§ **Data section**:
╔══

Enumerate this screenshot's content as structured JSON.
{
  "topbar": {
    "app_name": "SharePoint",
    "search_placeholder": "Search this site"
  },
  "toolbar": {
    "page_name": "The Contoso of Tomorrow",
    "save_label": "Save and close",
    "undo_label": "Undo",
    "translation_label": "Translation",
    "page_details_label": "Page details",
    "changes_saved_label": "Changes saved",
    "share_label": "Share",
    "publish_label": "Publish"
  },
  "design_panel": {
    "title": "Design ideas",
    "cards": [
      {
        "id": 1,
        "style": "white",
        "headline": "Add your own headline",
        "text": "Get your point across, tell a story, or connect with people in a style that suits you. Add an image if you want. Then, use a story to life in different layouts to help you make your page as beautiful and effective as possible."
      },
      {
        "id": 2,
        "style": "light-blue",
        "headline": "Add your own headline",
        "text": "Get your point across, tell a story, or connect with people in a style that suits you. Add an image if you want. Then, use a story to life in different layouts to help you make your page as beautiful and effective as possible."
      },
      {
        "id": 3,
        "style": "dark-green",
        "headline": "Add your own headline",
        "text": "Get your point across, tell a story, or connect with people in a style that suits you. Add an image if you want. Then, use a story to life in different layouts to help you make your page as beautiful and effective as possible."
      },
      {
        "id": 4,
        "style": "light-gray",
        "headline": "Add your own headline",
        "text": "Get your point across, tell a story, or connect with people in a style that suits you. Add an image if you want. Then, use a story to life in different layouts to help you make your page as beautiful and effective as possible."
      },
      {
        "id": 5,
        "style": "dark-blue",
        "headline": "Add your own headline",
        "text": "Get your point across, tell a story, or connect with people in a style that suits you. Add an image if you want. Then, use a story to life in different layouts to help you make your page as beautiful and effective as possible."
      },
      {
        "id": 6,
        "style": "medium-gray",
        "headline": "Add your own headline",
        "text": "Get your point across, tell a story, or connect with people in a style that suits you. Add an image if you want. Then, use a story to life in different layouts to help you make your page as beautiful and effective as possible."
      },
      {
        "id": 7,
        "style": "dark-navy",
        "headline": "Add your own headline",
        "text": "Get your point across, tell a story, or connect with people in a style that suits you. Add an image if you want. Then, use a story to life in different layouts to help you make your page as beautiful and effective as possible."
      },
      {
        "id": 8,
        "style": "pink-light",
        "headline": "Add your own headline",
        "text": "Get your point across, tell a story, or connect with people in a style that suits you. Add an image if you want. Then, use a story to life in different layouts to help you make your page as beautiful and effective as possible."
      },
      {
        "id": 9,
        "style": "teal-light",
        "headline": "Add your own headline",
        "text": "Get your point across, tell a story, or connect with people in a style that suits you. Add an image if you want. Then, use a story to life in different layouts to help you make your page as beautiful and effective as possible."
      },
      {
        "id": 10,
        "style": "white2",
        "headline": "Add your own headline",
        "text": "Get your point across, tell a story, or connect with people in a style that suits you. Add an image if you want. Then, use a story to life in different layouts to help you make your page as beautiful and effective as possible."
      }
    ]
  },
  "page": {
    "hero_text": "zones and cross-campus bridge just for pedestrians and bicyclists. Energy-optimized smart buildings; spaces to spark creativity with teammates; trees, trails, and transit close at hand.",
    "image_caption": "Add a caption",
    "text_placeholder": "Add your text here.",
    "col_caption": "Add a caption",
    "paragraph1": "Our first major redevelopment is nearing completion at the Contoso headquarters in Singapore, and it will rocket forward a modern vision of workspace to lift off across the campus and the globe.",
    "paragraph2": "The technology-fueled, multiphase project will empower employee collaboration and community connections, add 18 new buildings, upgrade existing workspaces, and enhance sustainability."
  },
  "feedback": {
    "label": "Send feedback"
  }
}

╚══

Restate the data above exactly, keeping each word as it stands.

Enumerate this screenshot's content as structured JSON.
{
  "topbar": {
    "app_name": "SharePoint",
    "search_placeholder": "Search this site"
  },
  "toolbar": {
    "page_name": "The Contoso of Tomorrow",
    "save_label": "Save and close",
    "undo_label": "Undo",
    "translation_label": "Translation",
    "page_details_label": "Page details",
    "changes_saved_label": "Changes saved",
    "share_label": "Share",
    "publish_label": "Publish"
  },
  "design_panel": {
    "title": "Design ideas",
    "cards": [
      {
        "id": 1,
        "style": "white",
        "headline": "Add your own headline",
        "text": "Get your point across, tell a story, or connect with people in a style that suits you. Add an image if you want. Then, use a story to life in different layouts to help you make your page as beautiful and effective as possible."
      },
      {
        "id": 2,
        "style": "light-blue",
        "headline": "Add your own headline",
        "text": "Get your point across, tell a story, or connect with people in a style that suits you. Add an image if you want. Then, use a story to life in different layouts to help you make your page as beautiful and effective as possible."
      },
      {
        "id": 3,
        "style": "dark-green",
        "headline": "Add your own headline",
        "text": "Get your point across, tell a story, or connect with people in a style that suits you. Add an image if you want. Then, use a story to life in different layouts to help you make your page as beautiful and effective as possible."
      },
      {
        "id": 4,
        "style": "light-gray",
        "headline": "Add your own headline",
        "text": "Get your point across, tell a story, or connect with people in a style that suits you. Add an image if you want. Then, use a story to life in different layouts to help you make your page as beautiful and effective as possible."
      },
      {
        "id": 5,
        "style": "dark-blue",
        "headline": "Add your own headline",
        "text": "Get your point across, tell a story, or connect with people in a style that suits you. Add an image if you want. Then, use a story to life in different layouts to help you make your page as beautiful and effective as possible."
      },
      {
        "id": 6,
        "style": "medium-gray",
        "headline": "Add your own headline",
        "text": "Get your point across, tell a story, or connect with people in a style that suits you. Add an image if you want. Then, use a story to life in different layouts to help you make your page as beautiful and effective as possible."
      },
      {
        "id": 7,
        "style": "dark-navy",
        "headline": "Add your own headline",
        "text": "Get your point across, tell a story, or connect with people in a style that suits you. Add an image if you want. Then, use a story to life in different layouts to help you make your page as beautiful and effective as possible."
      },
      {
        "id": 8,
        "style": "pink-light",
        "headline": "Add your own headline",
        "text": "Get your point across, tell a story, or connect with people in a style that suits you. Add an image if you want. Then, use a story to life in different layouts to help you make your page as beautiful and effective as possible."
      },
      {
        "id": 9,
        "style": "teal-light",
        "headline": "Add your own headline",
        "text": "Get your point across, tell a story, or connect with people in a style that suits you. Add an image if you want. Then, use a story to life in different layouts to help you make your page as beautiful and effective as possible."
      },
      {
        "id": 10,
        "style": "white2",
        "headline": "Add your own headline",
        "text": "Get your point across, tell a story, or connect with people in a style that suits you. Add an image if you want. Then, use a story to life in different layouts to help you make your page as beautiful and effective as possible."
      }
    ]
  },
  "page": {
    "hero_text": "zones and cross-campus bridge just for pedestrians and bicyclists. Energy-optimized smart buildings; spaces to spark creativity with teammates; trees, trails, and transit close at hand.",
    "image_caption": "Add a caption",
    "text_placeholder": "Add your text here.",
    "col_caption": "Add a caption",
    "paragraph1": "Our first major redevelopment is nearing completion at the Contoso headquarters in Singapore, and it will rocket forward a modern vision of workspace to lift off across the campus and the globe.",
    "paragraph2": "The technology-fueled, multiphase project will empower employee collaboration and community connections, add 18 new buildings, upgrade existing workspaces, and enhance sustainability."
  },
  "feedback": {
    "label": "Send feedback"
  }
}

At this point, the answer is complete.